**DIRECTIVE:**
Work out how many lines of the listing hold "image", then state only that count.

- - - -

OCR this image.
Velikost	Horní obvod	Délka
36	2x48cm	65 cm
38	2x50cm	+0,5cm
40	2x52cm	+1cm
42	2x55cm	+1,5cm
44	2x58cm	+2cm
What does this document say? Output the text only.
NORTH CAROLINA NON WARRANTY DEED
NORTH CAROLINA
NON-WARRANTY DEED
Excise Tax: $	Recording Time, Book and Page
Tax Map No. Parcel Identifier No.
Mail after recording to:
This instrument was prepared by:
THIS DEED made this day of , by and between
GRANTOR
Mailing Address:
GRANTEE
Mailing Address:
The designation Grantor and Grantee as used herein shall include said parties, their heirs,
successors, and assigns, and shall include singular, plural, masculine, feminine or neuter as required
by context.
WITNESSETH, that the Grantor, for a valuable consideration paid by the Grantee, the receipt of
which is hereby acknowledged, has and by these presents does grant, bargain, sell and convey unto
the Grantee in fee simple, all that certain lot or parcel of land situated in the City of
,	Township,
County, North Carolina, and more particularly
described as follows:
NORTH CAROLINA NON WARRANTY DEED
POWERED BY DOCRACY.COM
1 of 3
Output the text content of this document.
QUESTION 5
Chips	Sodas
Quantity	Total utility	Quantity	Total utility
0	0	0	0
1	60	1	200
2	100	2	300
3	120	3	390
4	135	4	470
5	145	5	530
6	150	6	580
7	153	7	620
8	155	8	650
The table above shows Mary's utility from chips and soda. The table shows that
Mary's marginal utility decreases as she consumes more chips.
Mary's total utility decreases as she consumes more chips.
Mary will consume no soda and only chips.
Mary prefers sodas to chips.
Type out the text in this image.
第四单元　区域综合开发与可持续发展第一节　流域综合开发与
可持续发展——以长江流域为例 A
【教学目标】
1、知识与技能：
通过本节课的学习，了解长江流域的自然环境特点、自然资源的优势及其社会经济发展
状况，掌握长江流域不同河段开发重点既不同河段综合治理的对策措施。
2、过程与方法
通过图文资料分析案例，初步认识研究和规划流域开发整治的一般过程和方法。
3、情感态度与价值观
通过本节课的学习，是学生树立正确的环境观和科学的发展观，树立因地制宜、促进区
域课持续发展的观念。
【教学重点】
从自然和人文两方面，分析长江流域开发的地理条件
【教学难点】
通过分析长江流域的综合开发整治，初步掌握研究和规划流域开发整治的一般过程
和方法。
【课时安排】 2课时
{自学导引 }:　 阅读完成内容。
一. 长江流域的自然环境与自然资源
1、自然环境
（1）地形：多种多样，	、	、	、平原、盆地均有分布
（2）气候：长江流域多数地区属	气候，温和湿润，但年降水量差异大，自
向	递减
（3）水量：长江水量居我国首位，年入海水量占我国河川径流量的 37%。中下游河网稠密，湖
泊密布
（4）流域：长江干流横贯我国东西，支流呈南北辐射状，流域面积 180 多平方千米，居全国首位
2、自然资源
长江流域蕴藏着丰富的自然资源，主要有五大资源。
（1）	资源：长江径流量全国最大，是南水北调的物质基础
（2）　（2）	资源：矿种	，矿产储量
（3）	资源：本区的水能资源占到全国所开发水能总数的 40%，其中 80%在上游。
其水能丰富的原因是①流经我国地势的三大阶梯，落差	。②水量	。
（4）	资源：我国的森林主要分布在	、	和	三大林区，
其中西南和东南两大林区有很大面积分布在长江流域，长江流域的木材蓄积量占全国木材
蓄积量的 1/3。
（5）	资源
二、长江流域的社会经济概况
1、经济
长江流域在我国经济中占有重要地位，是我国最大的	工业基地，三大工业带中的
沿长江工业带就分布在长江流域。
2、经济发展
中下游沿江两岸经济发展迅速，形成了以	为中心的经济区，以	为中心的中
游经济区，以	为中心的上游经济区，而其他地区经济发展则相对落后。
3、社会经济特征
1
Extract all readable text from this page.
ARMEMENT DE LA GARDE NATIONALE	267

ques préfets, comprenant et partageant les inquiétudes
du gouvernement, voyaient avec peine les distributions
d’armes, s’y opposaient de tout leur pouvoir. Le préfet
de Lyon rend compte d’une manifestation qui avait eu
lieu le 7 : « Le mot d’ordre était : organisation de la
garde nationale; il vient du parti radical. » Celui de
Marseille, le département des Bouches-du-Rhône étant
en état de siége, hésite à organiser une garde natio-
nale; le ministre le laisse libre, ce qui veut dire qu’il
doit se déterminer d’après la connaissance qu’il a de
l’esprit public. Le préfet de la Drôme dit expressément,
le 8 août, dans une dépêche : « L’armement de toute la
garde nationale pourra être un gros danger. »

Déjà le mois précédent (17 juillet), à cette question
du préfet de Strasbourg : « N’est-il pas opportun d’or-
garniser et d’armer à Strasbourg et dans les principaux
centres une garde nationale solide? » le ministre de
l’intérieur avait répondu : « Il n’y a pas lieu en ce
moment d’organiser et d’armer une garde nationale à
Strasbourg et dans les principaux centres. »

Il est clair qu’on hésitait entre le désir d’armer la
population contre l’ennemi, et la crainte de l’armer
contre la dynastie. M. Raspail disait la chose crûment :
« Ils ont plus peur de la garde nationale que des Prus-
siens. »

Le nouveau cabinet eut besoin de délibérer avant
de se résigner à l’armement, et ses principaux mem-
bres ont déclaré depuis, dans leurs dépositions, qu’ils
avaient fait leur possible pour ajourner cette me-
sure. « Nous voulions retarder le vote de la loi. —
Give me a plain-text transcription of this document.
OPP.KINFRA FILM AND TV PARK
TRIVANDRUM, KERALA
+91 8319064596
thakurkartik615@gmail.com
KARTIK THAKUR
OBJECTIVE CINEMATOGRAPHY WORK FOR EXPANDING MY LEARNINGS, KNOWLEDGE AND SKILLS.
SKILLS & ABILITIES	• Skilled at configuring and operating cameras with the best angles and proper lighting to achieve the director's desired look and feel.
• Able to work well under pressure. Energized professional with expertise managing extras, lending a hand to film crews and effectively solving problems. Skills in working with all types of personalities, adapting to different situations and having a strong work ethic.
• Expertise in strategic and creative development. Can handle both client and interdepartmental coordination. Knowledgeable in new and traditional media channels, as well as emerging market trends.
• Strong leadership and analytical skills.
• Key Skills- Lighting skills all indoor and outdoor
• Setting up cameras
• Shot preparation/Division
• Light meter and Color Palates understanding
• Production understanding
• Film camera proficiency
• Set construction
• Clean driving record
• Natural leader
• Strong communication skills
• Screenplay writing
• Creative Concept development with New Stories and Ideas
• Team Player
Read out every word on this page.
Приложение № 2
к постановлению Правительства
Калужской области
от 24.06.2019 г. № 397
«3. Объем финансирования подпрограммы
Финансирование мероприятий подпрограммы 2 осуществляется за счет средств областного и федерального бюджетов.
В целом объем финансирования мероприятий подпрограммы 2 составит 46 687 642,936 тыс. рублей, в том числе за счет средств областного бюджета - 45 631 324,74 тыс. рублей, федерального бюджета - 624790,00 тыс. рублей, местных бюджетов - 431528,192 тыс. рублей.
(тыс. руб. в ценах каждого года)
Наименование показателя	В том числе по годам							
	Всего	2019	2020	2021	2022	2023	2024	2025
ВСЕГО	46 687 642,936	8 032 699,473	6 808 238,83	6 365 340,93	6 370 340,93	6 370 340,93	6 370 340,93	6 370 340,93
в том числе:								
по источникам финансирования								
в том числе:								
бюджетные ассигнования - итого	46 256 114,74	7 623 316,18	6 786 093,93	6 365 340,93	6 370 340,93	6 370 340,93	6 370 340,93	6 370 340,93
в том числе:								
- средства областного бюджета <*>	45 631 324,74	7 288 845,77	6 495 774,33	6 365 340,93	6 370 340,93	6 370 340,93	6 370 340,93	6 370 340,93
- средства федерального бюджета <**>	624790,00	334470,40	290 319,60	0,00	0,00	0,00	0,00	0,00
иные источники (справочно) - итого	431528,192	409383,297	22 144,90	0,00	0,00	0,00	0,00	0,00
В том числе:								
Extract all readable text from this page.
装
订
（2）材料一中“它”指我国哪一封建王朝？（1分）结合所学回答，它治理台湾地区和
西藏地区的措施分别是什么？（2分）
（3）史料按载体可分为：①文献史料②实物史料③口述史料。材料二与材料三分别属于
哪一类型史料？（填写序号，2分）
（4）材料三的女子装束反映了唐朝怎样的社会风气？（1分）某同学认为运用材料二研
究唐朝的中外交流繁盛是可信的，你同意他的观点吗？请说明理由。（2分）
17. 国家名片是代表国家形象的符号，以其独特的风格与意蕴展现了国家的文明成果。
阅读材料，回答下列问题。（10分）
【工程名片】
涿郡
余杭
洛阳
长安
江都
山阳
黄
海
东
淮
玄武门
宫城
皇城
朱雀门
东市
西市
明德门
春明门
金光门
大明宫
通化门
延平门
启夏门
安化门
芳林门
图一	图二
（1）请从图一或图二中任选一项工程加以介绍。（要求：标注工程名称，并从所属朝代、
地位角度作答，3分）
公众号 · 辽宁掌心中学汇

- - - -

**SOLUTION TO THE EXERCISE:**
2